● The records:

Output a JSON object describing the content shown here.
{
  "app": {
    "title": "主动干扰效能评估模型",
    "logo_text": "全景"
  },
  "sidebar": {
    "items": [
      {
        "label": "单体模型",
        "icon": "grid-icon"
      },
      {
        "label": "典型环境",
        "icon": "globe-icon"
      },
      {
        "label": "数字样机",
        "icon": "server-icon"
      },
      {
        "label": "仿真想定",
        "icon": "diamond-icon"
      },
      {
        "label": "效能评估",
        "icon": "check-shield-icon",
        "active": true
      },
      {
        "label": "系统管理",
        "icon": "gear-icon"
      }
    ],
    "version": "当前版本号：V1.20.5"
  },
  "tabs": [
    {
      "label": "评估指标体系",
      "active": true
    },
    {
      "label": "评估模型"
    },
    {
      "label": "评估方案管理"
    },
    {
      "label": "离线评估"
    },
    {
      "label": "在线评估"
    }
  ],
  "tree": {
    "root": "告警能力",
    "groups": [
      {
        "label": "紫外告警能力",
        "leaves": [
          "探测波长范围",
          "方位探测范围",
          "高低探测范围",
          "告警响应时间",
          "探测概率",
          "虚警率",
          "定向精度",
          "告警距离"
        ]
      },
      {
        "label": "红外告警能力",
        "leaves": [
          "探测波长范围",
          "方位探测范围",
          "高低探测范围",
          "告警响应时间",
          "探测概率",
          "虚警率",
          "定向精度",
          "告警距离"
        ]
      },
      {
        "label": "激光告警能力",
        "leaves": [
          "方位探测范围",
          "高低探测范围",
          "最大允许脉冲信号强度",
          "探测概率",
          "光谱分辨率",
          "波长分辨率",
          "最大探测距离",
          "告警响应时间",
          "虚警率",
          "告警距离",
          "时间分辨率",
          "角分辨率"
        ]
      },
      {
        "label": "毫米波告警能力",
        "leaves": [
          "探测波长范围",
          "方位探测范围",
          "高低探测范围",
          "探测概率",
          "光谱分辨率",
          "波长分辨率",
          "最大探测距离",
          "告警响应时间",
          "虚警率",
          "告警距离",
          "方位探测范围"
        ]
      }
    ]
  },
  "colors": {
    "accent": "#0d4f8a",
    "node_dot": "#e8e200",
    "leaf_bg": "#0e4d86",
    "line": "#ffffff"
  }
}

● What you have to do: Extract the whole listing, character for character.

● Written solution:
Output a JSON object describing the content shown here.
{
  "app": {
    "title": "主动干扰效能评估模型",
    "logo_text": "全景"
  },
  "sidebar": {
    "items": [
      {
        "label": "单体模型",
        "icon": "grid-icon"
      },
      {
        "label": "典型环境",
        "icon": "globe-icon"
      },
      {
        "label": "数字样机",
        "icon": "server-icon"
      },
      {
        "label": "仿真想定",
        "icon": "diamond-icon"
      },
      {
        "label": "效能评估",
        "icon": "check-shield-icon",
        "active": true
      },
      {
        "label": "系统管理",
        "icon": "gear-icon"
      }
    ],
    "version": "当前版本号：V1.20.5"
  },
  "tabs": [
    {
      "label": "评估指标体系",
      "active": true
    },
    {
      "label": "评估模型"
    },
    {
      "label": "评估方案管理"
    },
    {
      "label": "离线评估"
    },
    {
      "label": "在线评估"
    }
  ],
  "tree": {
    "root": "告警能力",
    "groups": [
      {
        "label": "紫外告警能力",
        "leaves": [
          "探测波长范围",
          "方位探测范围",
          "高低探测范围",
          "告警响应时间",
          "探测概率",
          "虚警率",
          "定向精度",
          "告警距离"
        ]
      },
      {
        "label": "红外告警能力",
        "leaves": [
          "探测波长范围",
          "方位探测范围",
          "高低探测范围",
          "告警响应时间",
          "探测概率",
          "虚警率",
          "定向精度",
          "告警距离"
        ]
      },
      {
        "label": "激光告警能力",
        "leaves": [
          "方位探测范围",
          "高低探测范围",
          "最大允许脉冲信号强度",
          "探测概率",
          "光谱分辨率",
          "波长分辨率",
          "最大探测距离",
          "告警响应时间",
          "虚警率",
          "告警距离",
          "时间分辨率",
          "角分辨率"
        ]
      },
      {
        "label": "毫米波告警能力",
        "leaves": [
          "探测波长范围",
          "方位探测范围",
          "高低探测范围",
          "探测概率",
          "光谱分辨率",
          "波长分辨率",
          "最大探测距离",
          "告警响应时间",
          "虚警率",
          "告警距离",
          "方位探测范围"
        ]
      }
    ]
  },
  "colors": {
    "accent": "#0d4f8a",
    "node_dot": "#e8e200",
    "leaf_bg": "#0e4d86",
    "line": "#ffffff"
  }
}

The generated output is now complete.